* **Objective**
Give every entry again, unchanged, and leave its images out.

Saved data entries

========================================

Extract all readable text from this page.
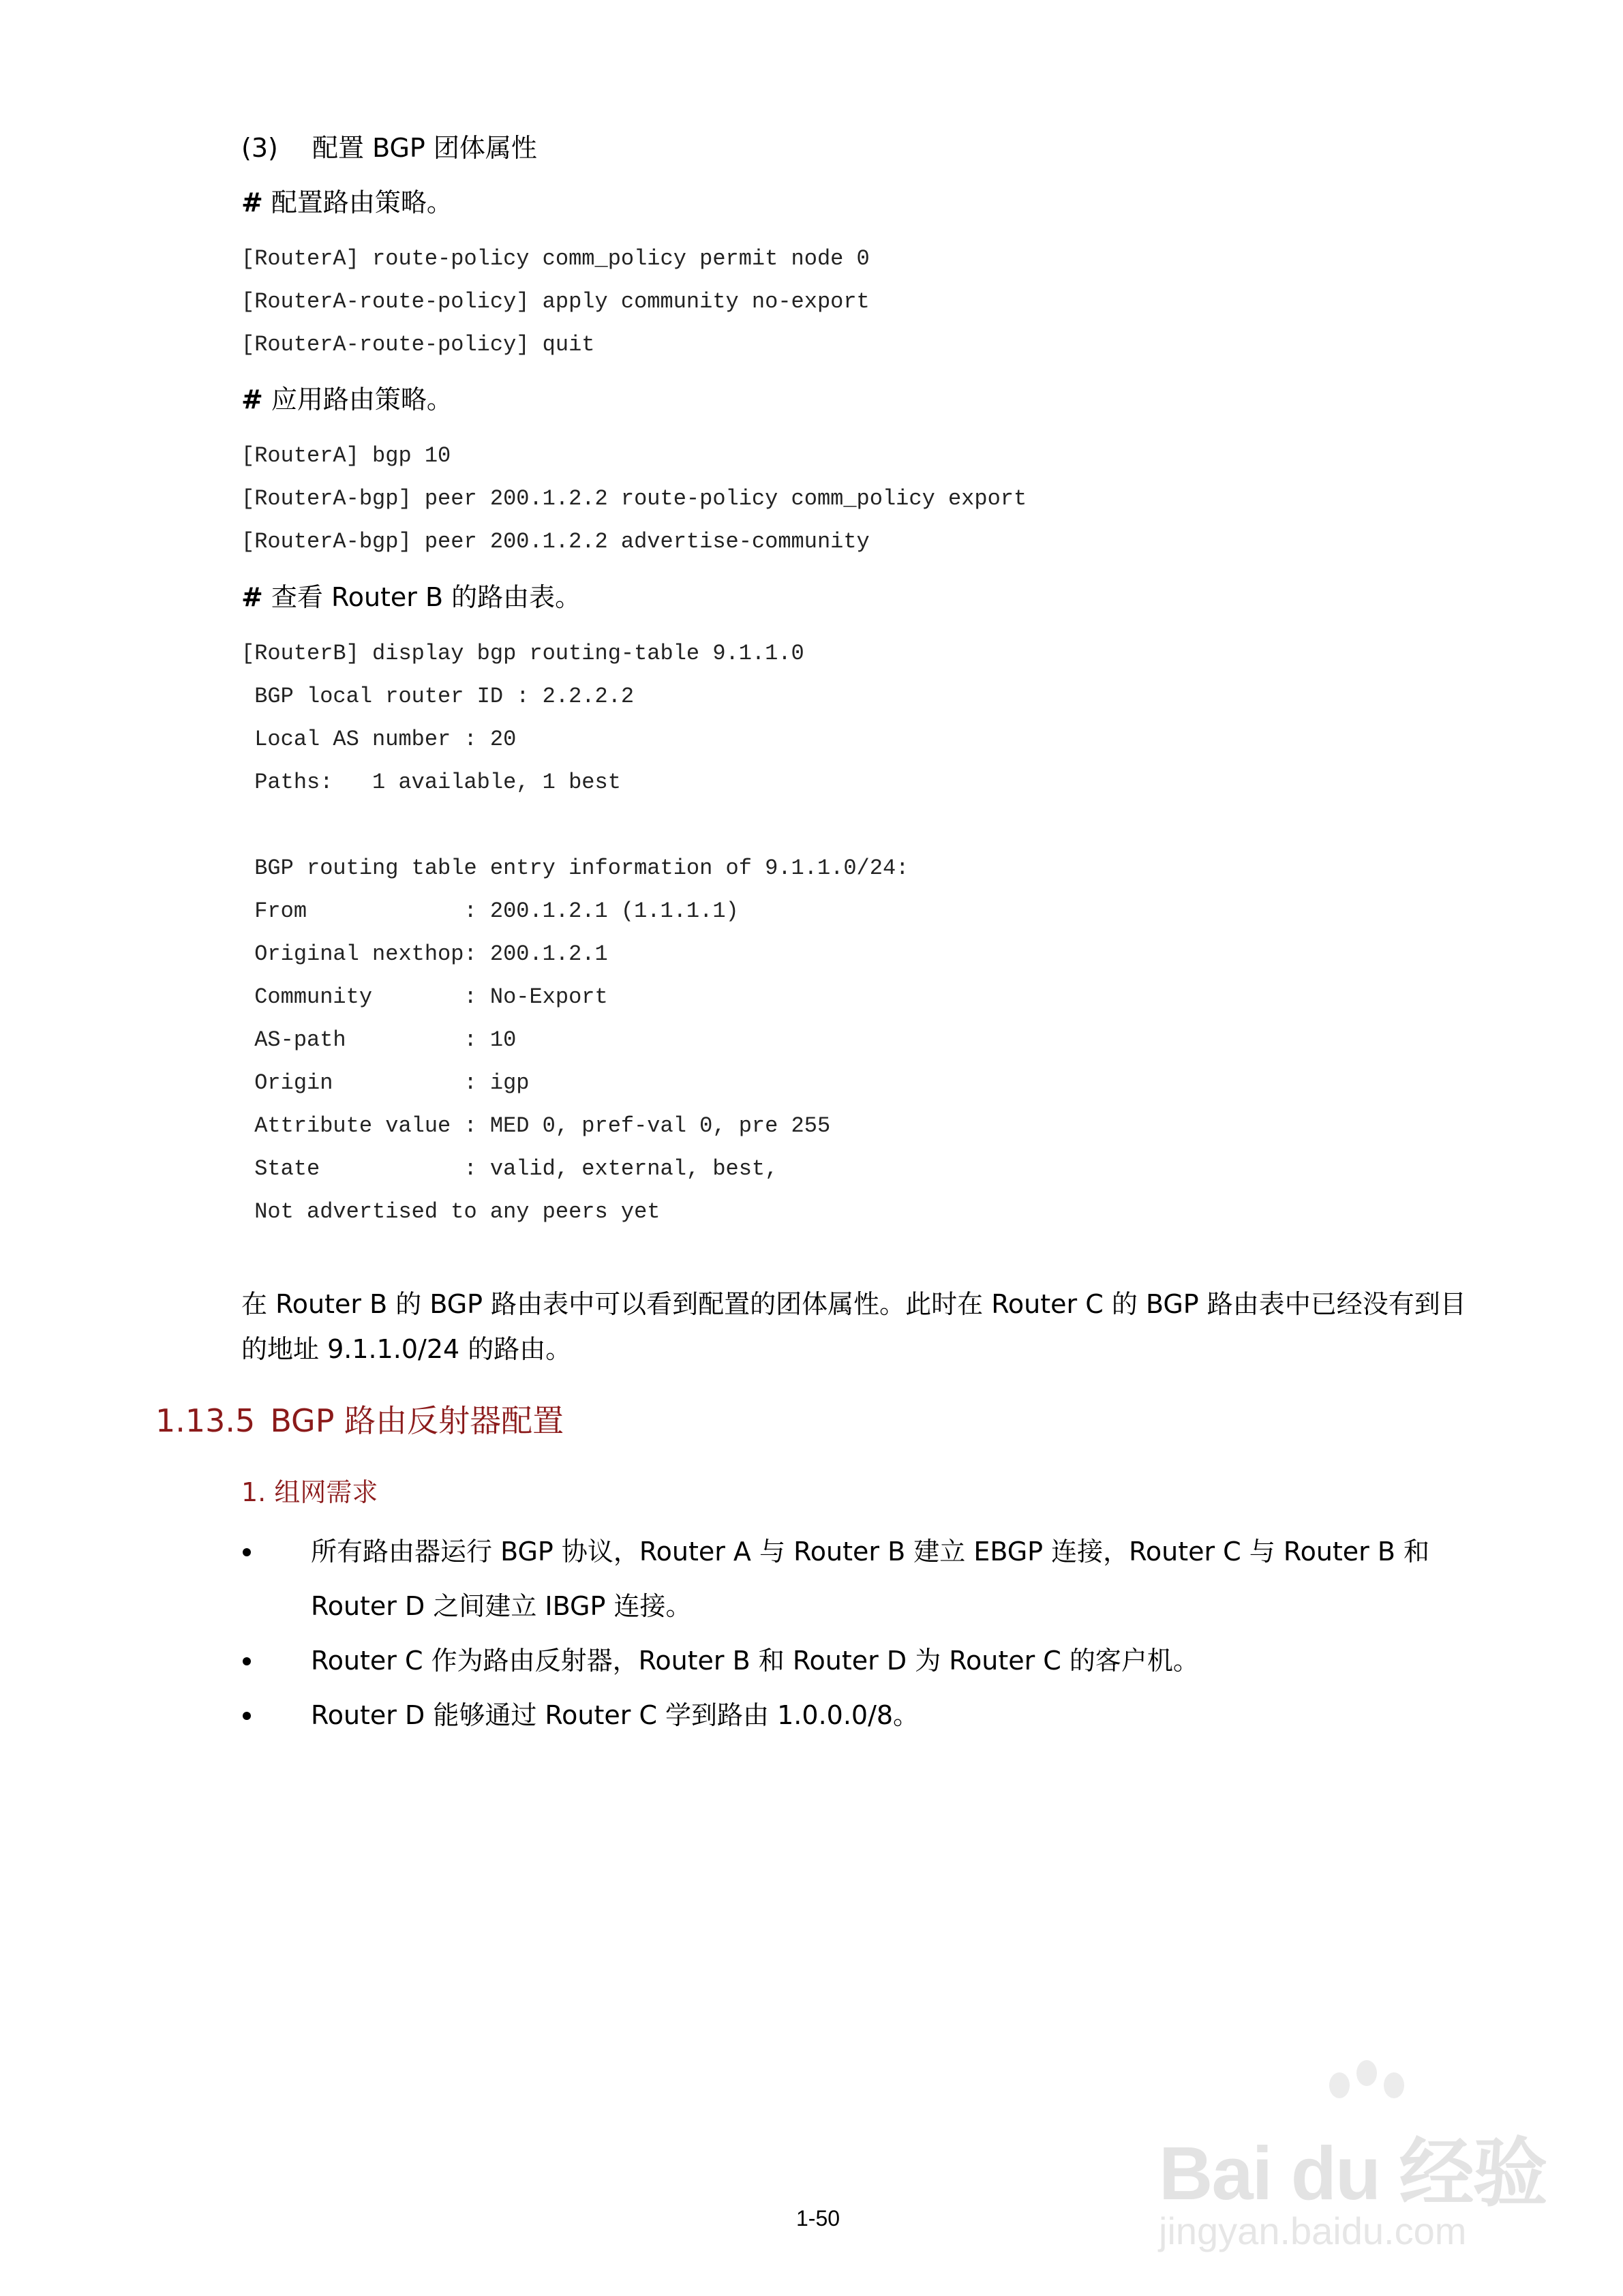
(3) 配置 BGP 团体属性
# 配置路由策略。
[RouterA] route-policy comm_policy permit node 0
[RouterA-route-policy] apply community no-export
[RouterA-route-policy] quit
# 应用路由策略。
[RouterA] bgp 10
[RouterA-bgp] peer 200.1.2.2 route-policy comm_policy export
[RouterA-bgp] peer 200.1.2.2 advertise-community
# 查看 Router B 的路由表。
[RouterB] display bgp routing-table 9.1.1.0
BGP local router ID : 2.2.2.2
Local AS number : 20
Paths:   1 available, 1 best
BGP routing table entry information of 9.1.1.0/24:
From            : 200.1.2.1 (1.1.1.1)
Original nexthop: 200.1.2.1
Community       : No-Export
AS-path         : 10
Origin          : igp
Attribute value : MED 0, pref-val 0, pre 255
State           : valid, external, best,
Not advertised to any peers yet
在 Router B 的 BGP 路由表中可以看到配置的团体属性。此时在 Router C 的 BGP 路由表中已经没有到目的地址 9.1.1.0/24 的路由。
1.13.5 BGP 路由反射器配置
1. 组网需求
所有路由器运行 BGP 协议，Router A 与 Router B 建立 EBGP 连接，Router C 与 Router B 和 Router D 之间建立 IBGP 连接。
Router C 作为路由反射器，Router B 和 Router D 为 Router C 的客户机。
Router D 能够通过 Router C 学到路由 1.0.0.0/8。
Bai du 经验
jingyan.baidu.com
1-50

========================================

* **Solution below**
Extract all readable text from this page.
(3) 配置 BGP 团体属性
# 配置路由策略。
[RouterA] route-policy comm_policy permit node 0
[RouterA-route-policy] apply community no-export
[RouterA-route-policy] quit
# 应用路由策略。
[RouterA] bgp 10
[RouterA-bgp] peer 200.1.2.2 route-policy comm_policy export
[RouterA-bgp] peer 200.1.2.2 advertise-community
# 查看 Router B 的路由表。
[RouterB] display bgp routing-table 9.1.1.0
BGP local router ID : 2.2.2.2
Local AS number : 20
Paths:   1 available, 1 best
BGP routing table entry information of 9.1.1.0/24:
From            : 200.1.2.1 (1.1.1.1)
Original nexthop: 200.1.2.1
Community       : No-Export
AS-path         : 10
Origin          : igp
Attribute value : MED 0, pref-val 0, pre 255
State           : valid, external, best,
Not advertised to any peers yet
在 Router B 的 BGP 路由表中可以看到配置的团体属性。此时在 Router C 的 BGP 路由表中已经没有到目的地址 9.1.1.0/24 的路由。
1.13.5 BGP 路由反射器配置
1. 组网需求
所有路由器运行 BGP 协议，Router A 与 Router B 建立 EBGP 连接，Router C 与 Router B 和 Router D 之间建立 IBGP 连接。
Router C 作为路由反射器，Router B 和 Router D 为 Router C 的客户机。
Router D 能够通过 Router C 学到路由 1.0.0.0/8。
Bai du 经验
jingyan.baidu.com
1-50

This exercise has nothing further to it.